◆ **Job**
Where a line of the material contains the string "only", copy that line.

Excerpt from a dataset
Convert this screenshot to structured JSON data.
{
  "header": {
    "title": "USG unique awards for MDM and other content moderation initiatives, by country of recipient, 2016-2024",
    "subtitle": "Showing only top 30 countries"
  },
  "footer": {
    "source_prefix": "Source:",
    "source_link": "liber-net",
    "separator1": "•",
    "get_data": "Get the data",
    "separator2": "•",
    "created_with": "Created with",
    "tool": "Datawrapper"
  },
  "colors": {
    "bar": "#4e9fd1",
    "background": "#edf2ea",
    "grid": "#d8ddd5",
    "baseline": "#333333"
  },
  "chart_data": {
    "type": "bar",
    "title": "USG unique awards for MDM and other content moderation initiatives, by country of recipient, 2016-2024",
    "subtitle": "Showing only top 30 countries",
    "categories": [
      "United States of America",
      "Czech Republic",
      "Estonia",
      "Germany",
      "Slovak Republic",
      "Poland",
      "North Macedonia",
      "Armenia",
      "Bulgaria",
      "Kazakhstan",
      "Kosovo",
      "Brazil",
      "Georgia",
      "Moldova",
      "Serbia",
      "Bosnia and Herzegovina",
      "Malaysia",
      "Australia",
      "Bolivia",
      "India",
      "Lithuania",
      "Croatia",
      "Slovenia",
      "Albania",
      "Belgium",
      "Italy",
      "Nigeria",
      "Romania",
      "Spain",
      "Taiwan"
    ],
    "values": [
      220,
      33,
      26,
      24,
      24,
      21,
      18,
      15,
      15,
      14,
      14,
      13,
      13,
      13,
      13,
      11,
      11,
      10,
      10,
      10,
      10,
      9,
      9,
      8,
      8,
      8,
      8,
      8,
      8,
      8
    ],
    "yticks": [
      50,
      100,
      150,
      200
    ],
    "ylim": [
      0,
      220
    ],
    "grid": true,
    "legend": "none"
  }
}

...

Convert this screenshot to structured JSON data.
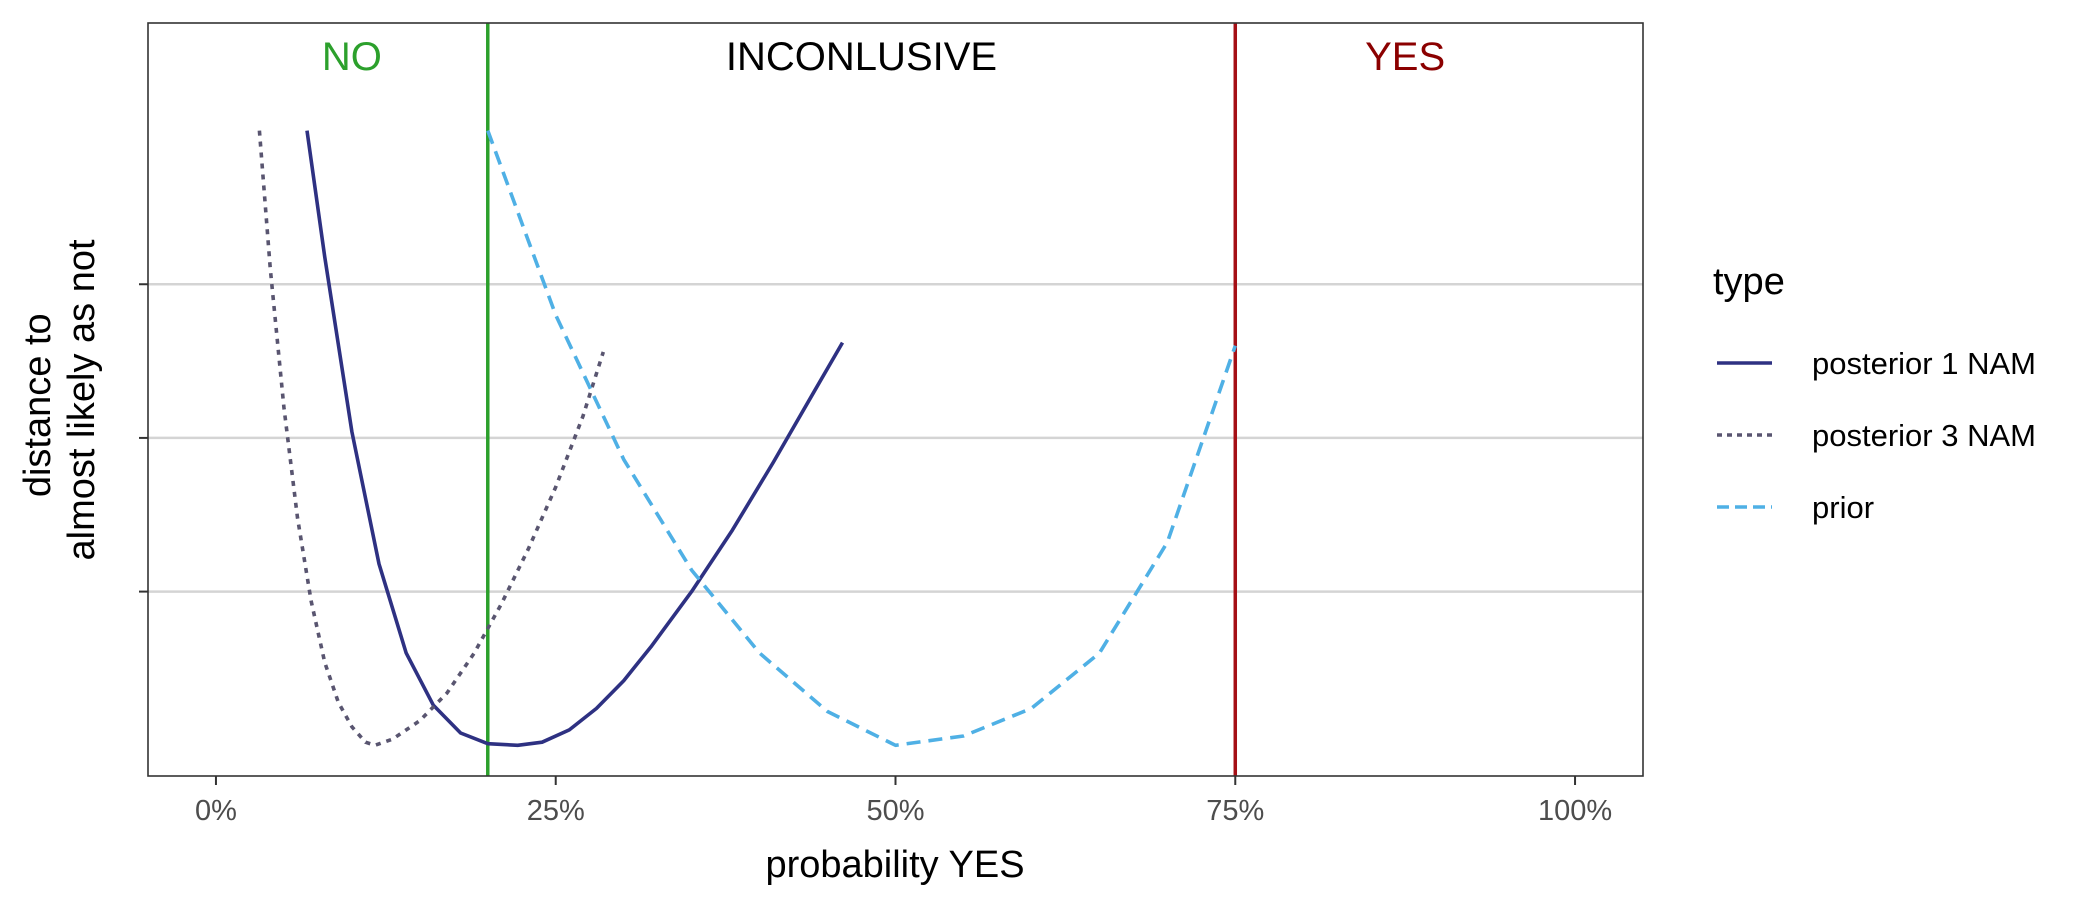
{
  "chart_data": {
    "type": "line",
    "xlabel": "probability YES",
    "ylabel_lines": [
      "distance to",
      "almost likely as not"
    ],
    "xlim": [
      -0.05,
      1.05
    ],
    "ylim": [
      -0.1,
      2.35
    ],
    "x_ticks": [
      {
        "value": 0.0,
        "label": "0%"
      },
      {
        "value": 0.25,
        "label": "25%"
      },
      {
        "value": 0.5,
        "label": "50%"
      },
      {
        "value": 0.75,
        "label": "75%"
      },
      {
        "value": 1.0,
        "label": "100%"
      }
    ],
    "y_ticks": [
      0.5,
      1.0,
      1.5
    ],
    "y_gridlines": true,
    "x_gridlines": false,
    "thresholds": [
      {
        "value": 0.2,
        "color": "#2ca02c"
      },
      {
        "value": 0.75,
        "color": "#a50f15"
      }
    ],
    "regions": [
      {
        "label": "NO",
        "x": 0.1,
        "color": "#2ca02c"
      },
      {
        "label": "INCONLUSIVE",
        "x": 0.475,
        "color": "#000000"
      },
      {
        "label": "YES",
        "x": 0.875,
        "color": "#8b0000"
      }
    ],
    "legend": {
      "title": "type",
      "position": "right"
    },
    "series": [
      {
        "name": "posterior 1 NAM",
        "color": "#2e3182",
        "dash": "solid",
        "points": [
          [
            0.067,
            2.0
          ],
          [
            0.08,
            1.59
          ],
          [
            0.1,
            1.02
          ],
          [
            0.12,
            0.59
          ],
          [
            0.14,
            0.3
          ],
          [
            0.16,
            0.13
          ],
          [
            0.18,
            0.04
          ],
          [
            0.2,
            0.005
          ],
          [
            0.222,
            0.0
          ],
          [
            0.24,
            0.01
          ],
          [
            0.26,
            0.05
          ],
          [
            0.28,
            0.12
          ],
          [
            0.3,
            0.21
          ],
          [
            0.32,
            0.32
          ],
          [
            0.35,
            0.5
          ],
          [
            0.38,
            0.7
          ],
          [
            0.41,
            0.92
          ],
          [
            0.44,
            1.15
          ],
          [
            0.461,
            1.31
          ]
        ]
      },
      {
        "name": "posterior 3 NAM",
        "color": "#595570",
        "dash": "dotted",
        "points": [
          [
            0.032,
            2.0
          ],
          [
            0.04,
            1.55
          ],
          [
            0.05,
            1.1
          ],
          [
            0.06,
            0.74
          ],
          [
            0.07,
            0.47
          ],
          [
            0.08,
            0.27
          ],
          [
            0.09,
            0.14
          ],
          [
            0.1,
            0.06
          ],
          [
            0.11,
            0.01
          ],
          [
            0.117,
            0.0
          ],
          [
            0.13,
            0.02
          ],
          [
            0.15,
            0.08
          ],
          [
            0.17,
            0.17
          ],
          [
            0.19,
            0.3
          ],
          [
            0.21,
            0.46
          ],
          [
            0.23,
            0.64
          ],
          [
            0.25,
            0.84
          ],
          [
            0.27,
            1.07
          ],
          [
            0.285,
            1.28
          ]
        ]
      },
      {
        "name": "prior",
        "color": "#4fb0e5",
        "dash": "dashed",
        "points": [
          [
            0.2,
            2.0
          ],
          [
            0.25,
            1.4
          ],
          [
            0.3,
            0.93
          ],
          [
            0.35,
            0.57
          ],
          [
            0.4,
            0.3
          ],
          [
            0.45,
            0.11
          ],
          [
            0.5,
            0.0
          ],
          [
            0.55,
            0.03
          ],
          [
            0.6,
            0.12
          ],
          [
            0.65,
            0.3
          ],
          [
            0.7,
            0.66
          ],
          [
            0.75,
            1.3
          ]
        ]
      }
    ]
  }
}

◆ **Reply**
    "subtitle": "Showing only top 30 countries"
    "subtitle": "Showing only top 30 countries",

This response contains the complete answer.